Items listed in a dataset:
━━━━━━

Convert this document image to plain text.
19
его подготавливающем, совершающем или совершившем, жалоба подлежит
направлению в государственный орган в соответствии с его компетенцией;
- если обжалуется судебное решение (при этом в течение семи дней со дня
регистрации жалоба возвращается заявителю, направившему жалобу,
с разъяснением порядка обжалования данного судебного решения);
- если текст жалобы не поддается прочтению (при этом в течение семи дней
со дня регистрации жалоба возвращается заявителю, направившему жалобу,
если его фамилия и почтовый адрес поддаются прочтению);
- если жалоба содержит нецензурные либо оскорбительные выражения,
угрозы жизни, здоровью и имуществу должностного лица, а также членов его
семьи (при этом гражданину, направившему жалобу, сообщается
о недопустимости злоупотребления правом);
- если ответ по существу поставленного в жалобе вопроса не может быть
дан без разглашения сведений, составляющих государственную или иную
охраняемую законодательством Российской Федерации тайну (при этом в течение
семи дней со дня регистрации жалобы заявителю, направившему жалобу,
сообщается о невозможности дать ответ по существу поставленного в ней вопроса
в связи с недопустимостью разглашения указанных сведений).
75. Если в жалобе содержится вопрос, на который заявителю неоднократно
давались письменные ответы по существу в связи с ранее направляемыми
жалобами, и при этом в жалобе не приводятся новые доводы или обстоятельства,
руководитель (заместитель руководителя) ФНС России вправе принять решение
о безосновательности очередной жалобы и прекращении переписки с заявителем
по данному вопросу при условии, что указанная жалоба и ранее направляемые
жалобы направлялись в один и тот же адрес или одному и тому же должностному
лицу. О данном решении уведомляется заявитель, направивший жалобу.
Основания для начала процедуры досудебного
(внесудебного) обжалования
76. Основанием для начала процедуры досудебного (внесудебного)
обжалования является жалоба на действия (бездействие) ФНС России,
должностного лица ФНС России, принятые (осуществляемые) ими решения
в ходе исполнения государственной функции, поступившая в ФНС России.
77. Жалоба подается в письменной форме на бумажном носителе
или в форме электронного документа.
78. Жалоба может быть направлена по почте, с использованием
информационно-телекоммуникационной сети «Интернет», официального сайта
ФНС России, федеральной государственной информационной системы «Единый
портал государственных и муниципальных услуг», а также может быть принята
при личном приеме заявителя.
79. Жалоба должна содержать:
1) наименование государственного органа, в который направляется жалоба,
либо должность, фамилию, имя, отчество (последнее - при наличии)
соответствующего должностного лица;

━━━━━━

Exercise details:
Give an exact repetition of all the material.

Response to this task:
Convert this document image to plain text.
19
его подготавливающем, совершающем или совершившем, жалоба подлежит
направлению в государственный орган в соответствии с его компетенцией;
- если обжалуется судебное решение (при этом в течение семи дней со дня
регистрации жалоба возвращается заявителю, направившему жалобу,
с разъяснением порядка обжалования данного судебного решения);
- если текст жалобы не поддается прочтению (при этом в течение семи дней
со дня регистрации жалоба возвращается заявителю, направившему жалобу,
если его фамилия и почтовый адрес поддаются прочтению);
- если жалоба содержит нецензурные либо оскорбительные выражения,
угрозы жизни, здоровью и имуществу должностного лица, а также членов его
семьи (при этом гражданину, направившему жалобу, сообщается
о недопустимости злоупотребления правом);
- если ответ по существу поставленного в жалобе вопроса не может быть
дан без разглашения сведений, составляющих государственную или иную
охраняемую законодательством Российской Федерации тайну (при этом в течение
семи дней со дня регистрации жалобы заявителю, направившему жалобу,
сообщается о невозможности дать ответ по существу поставленного в ней вопроса
в связи с недопустимостью разглашения указанных сведений).
75. Если в жалобе содержится вопрос, на который заявителю неоднократно
давались письменные ответы по существу в связи с ранее направляемыми
жалобами, и при этом в жалобе не приводятся новые доводы или обстоятельства,
руководитель (заместитель руководителя) ФНС России вправе принять решение
о безосновательности очередной жалобы и прекращении переписки с заявителем
по данному вопросу при условии, что указанная жалоба и ранее направляемые
жалобы направлялись в один и тот же адрес или одному и тому же должностному
лицу. О данном решении уведомляется заявитель, направивший жалобу.
Основания для начала процедуры досудебного
(внесудебного) обжалования
76. Основанием для начала процедуры досудебного (внесудебного)
обжалования является жалоба на действия (бездействие) ФНС России,
должностного лица ФНС России, принятые (осуществляемые) ими решения
в ходе исполнения государственной функции, поступившая в ФНС России.
77. Жалоба подается в письменной форме на бумажном носителе
или в форме электронного документа.
78. Жалоба может быть направлена по почте, с использованием
информационно-телекоммуникационной сети «Интернет», официального сайта
ФНС России, федеральной государственной информационной системы «Единый
портал государственных и муниципальных услуг», а также может быть принята
при личном приеме заявителя.
79. Жалоба должна содержать:
1) наименование государственного органа, в который направляется жалоба,
либо должность, фамилию, имя, отчество (последнее - при наличии)
соответствующего должностного лица;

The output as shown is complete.